What is expected: Find the string "JSON" in the data, then copy every line where it is found.

Record excerpts:
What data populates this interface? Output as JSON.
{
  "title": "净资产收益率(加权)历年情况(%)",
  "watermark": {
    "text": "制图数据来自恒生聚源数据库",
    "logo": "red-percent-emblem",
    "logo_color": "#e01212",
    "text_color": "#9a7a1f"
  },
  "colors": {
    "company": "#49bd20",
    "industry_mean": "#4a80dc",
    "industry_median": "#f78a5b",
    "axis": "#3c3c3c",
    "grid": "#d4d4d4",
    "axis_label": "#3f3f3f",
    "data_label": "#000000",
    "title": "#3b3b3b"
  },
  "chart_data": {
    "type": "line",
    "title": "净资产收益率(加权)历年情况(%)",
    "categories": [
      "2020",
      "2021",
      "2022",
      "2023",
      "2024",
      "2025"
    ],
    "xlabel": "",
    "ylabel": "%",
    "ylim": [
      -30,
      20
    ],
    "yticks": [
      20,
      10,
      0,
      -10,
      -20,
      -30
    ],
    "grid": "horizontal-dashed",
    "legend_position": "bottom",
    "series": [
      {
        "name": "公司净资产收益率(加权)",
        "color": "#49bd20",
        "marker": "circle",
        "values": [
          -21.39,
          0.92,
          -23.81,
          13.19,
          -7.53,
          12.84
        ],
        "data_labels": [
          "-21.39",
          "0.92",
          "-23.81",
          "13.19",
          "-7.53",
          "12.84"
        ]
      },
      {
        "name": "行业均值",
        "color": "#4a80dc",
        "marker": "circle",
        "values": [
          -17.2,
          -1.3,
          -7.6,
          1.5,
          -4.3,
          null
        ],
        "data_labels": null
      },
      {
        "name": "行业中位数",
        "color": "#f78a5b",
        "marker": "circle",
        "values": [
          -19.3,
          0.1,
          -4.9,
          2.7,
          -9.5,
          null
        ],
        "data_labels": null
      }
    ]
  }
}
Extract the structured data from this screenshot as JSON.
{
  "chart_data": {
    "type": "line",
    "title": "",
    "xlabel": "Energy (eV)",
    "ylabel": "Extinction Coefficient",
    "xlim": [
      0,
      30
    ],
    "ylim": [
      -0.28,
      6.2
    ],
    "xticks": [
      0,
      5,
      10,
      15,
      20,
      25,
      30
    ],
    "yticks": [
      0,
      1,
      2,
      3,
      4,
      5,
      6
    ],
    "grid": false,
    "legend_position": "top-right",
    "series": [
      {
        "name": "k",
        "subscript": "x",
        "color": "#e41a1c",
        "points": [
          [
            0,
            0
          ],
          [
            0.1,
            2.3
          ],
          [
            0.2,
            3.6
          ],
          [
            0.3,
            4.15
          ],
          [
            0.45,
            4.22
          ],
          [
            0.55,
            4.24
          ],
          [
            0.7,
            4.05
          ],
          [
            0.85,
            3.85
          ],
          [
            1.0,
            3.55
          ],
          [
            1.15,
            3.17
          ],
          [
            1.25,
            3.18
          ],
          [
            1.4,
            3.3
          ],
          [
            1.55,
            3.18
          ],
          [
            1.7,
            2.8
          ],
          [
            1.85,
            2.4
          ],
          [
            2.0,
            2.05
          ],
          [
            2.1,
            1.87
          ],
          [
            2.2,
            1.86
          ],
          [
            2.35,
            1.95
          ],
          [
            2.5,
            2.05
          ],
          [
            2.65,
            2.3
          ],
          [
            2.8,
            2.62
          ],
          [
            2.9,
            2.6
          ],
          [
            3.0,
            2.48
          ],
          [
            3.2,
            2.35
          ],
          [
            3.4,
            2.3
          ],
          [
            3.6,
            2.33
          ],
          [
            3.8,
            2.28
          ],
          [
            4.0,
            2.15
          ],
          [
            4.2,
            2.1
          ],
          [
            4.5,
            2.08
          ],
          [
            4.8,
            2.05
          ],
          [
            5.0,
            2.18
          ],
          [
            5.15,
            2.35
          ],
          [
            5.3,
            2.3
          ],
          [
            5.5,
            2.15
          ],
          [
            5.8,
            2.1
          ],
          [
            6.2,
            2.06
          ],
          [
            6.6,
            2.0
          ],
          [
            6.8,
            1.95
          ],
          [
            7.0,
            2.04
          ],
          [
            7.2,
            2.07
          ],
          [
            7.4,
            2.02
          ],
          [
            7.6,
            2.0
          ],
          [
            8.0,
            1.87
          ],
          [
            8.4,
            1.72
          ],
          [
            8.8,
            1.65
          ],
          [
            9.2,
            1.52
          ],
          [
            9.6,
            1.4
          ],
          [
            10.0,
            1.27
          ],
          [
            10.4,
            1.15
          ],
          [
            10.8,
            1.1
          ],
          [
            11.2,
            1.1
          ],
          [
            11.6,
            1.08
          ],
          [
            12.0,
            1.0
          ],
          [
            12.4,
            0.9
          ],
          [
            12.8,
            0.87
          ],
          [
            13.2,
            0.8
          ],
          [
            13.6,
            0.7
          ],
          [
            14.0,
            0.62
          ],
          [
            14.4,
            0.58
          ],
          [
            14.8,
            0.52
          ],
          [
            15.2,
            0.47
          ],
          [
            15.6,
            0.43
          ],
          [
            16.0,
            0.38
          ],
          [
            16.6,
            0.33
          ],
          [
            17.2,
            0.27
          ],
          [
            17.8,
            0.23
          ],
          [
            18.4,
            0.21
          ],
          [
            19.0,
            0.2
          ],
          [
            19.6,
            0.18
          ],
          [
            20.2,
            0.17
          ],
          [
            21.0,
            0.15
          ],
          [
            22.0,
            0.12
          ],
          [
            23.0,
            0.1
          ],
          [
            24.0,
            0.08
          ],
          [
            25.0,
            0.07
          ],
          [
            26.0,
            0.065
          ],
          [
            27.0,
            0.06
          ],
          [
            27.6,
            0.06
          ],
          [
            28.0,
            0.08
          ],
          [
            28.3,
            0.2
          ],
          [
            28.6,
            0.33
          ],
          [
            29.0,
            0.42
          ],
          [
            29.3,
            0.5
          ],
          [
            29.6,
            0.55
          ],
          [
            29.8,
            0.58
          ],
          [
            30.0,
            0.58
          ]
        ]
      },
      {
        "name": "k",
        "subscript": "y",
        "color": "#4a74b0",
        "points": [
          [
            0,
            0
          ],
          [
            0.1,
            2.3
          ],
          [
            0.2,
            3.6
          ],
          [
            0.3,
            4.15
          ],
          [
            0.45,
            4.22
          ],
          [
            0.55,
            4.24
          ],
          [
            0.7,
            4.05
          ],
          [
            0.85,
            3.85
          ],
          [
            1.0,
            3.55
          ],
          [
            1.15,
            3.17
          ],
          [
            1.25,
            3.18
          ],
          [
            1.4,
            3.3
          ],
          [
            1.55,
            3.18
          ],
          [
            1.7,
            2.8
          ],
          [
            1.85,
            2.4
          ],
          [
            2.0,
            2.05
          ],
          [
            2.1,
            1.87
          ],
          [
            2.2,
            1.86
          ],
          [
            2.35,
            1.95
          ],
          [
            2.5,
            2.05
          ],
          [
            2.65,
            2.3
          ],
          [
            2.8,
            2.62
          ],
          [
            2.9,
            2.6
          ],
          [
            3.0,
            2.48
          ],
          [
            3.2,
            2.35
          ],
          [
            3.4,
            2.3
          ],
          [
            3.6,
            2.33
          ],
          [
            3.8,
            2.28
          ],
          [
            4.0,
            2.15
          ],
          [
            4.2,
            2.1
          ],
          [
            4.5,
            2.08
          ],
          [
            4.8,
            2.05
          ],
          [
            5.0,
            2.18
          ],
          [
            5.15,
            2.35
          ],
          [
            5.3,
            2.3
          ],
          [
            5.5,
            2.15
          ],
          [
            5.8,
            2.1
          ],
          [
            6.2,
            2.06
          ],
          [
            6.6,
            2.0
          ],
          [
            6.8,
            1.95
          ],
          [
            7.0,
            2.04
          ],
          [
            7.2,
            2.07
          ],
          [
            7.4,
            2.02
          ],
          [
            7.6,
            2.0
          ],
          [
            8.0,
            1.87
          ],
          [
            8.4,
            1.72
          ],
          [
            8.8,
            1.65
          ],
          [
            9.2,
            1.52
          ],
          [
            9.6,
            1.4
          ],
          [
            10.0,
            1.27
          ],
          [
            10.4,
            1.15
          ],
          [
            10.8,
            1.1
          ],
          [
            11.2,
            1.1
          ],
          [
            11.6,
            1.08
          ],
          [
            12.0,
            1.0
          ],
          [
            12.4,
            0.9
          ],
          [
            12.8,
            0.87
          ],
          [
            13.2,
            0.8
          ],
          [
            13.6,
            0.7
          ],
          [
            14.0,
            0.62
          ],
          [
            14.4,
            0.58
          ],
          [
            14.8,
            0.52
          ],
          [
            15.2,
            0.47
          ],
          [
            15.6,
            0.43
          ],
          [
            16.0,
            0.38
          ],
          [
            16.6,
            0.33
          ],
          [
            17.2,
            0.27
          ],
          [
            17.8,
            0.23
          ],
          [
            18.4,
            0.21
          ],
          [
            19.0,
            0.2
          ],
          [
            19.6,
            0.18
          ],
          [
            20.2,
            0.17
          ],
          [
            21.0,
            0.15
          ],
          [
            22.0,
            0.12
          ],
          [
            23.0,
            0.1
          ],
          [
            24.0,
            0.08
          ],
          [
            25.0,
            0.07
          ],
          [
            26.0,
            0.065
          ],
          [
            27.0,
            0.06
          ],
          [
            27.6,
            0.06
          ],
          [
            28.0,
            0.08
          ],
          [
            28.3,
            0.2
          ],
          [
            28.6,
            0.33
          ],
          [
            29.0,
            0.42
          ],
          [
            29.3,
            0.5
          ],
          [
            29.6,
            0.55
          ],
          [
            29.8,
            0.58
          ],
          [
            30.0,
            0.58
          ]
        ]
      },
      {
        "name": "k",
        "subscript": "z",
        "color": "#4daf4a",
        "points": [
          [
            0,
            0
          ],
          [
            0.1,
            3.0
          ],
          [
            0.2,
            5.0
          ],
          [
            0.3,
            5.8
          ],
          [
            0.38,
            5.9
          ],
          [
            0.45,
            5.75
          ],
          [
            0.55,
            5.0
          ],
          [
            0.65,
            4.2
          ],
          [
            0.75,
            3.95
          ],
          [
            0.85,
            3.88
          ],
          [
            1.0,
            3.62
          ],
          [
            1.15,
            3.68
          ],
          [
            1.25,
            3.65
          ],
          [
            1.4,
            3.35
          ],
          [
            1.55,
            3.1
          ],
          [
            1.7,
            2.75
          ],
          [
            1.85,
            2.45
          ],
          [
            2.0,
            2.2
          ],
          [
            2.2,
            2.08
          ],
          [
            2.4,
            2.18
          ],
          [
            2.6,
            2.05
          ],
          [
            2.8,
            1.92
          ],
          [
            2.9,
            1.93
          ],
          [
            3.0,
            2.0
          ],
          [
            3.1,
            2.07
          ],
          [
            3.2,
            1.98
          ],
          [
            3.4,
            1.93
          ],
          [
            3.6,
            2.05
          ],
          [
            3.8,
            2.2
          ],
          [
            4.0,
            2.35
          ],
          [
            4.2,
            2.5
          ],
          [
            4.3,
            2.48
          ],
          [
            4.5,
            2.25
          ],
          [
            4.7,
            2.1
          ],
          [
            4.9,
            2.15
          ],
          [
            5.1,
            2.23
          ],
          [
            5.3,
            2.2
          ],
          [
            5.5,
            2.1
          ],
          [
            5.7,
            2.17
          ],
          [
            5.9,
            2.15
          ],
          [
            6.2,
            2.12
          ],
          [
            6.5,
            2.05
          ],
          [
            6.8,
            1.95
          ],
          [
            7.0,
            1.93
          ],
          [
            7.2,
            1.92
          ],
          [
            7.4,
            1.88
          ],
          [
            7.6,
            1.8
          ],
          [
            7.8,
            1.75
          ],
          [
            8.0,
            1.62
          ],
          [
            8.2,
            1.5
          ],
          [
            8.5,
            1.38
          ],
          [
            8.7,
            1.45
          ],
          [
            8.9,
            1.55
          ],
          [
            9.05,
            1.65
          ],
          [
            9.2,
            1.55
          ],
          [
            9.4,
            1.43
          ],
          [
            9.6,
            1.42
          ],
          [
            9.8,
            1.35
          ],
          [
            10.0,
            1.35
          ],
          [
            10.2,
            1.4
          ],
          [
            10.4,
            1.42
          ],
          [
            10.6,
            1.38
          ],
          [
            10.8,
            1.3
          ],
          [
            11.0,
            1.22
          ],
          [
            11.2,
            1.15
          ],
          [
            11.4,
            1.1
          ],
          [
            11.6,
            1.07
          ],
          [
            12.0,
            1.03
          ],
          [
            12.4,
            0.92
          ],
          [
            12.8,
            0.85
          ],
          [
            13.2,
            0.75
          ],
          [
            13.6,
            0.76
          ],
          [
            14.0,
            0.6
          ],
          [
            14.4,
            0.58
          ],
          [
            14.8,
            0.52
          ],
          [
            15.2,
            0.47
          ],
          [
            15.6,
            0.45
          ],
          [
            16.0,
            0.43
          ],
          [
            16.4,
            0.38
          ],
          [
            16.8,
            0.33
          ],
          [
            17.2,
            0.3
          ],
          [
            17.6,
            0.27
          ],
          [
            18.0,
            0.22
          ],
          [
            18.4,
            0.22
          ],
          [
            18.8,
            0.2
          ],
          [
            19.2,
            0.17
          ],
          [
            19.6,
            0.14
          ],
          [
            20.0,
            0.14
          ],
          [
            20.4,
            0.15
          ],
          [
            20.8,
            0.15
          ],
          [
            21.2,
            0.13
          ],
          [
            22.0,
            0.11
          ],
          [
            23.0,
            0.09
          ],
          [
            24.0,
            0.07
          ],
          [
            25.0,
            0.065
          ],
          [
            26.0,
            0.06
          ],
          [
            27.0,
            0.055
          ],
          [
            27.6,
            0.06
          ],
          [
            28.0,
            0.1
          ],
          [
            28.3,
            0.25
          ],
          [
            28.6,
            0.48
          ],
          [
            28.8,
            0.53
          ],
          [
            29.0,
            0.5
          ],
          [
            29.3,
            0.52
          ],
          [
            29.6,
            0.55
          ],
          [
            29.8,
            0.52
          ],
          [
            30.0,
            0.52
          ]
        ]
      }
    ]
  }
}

Completed exercise:
What data populates this interface? Output as JSON.
Extract the structured data from this screenshot as JSON.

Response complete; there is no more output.